Description of the task: Reproduce all the entries exactly and keep the pictures out.

Records to process:

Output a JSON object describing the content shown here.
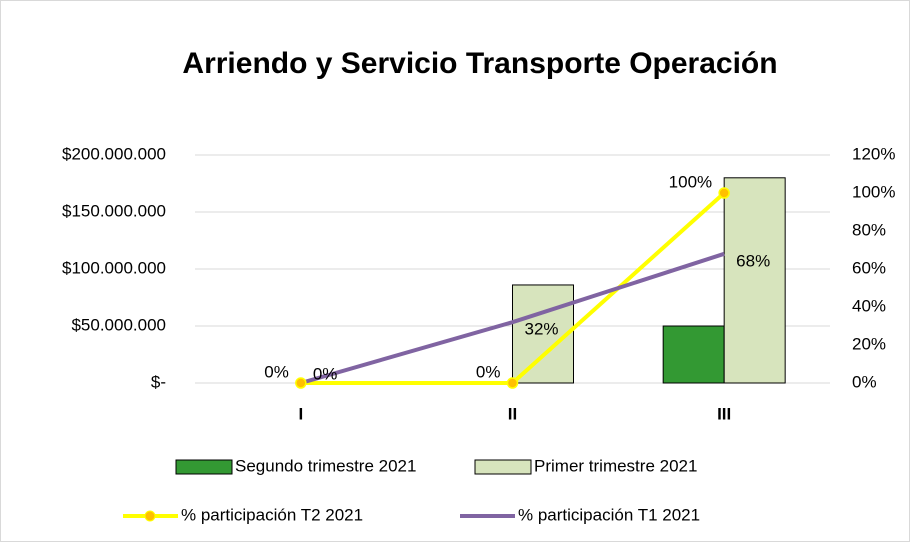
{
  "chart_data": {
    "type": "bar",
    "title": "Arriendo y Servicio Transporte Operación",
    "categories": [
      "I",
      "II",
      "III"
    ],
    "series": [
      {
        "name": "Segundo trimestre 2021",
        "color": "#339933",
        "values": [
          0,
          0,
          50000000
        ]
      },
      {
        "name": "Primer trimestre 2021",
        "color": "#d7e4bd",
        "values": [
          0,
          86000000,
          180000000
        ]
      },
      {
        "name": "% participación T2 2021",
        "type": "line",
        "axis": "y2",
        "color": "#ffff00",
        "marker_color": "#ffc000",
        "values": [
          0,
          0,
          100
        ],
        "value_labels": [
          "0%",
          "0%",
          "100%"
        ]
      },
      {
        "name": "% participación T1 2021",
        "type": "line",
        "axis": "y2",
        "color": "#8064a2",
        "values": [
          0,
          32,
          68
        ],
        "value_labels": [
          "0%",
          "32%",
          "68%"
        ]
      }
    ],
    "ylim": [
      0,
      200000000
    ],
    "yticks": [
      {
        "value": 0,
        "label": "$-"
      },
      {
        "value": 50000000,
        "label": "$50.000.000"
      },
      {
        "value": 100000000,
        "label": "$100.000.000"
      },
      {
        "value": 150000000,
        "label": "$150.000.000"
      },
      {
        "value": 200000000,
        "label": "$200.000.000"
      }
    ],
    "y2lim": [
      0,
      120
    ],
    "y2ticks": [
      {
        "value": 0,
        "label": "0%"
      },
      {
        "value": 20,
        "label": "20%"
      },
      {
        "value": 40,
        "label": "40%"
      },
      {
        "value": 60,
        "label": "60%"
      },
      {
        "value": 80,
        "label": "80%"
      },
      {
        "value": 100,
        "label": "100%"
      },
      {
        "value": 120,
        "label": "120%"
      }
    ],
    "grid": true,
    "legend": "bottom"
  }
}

Final answer:
Output a JSON object describing the content shown here.
{
  "chart_data": {
    "type": "bar",
    "title": "Arriendo y Servicio Transporte Operación",
    "categories": [
      "I",
      "II",
      "III"
    ],
    "series": [
      {
        "name": "Segundo trimestre 2021",
        "color": "#339933",
        "values": [
          0,
          0,
          50000000
        ]
      },
      {
        "name": "Primer trimestre 2021",
        "color": "#d7e4bd",
        "values": [
          0,
          86000000,
          180000000
        ]
      },
      {
        "name": "% participación T2 2021",
        "type": "line",
        "axis": "y2",
        "color": "#ffff00",
        "marker_color": "#ffc000",
        "values": [
          0,
          0,
          100
        ],
        "value_labels": [
          "0%",
          "0%",
          "100%"
        ]
      },
      {
        "name": "% participación T1 2021",
        "type": "line",
        "axis": "y2",
        "color": "#8064a2",
        "values": [
          0,
          32,
          68
        ],
        "value_labels": [
          "0%",
          "32%",
          "68%"
        ]
      }
    ],
    "ylim": [
      0,
      200000000
    ],
    "yticks": [
      {
        "value": 0,
        "label": "$-"
      },
      {
        "value": 50000000,
        "label": "$50.000.000"
      },
      {
        "value": 100000000,
        "label": "$100.000.000"
      },
      {
        "value": 150000000,
        "label": "$150.000.000"
      },
      {
        "value": 200000000,
        "label": "$200.000.000"
      }
    ],
    "y2lim": [
      0,
      120
    ],
    "y2ticks": [
      {
        "value": 0,
        "label": "0%"
      },
      {
        "value": 20,
        "label": "20%"
      },
      {
        "value": 40,
        "label": "40%"
      },
      {
        "value": 60,
        "label": "60%"
      },
      {
        "value": 80,
        "label": "80%"
      },
      {
        "value": 100,
        "label": "100%"
      },
      {
        "value": 120,
        "label": "120%"
      }
    ],
    "grid": true,
    "legend": "bottom"
  }
}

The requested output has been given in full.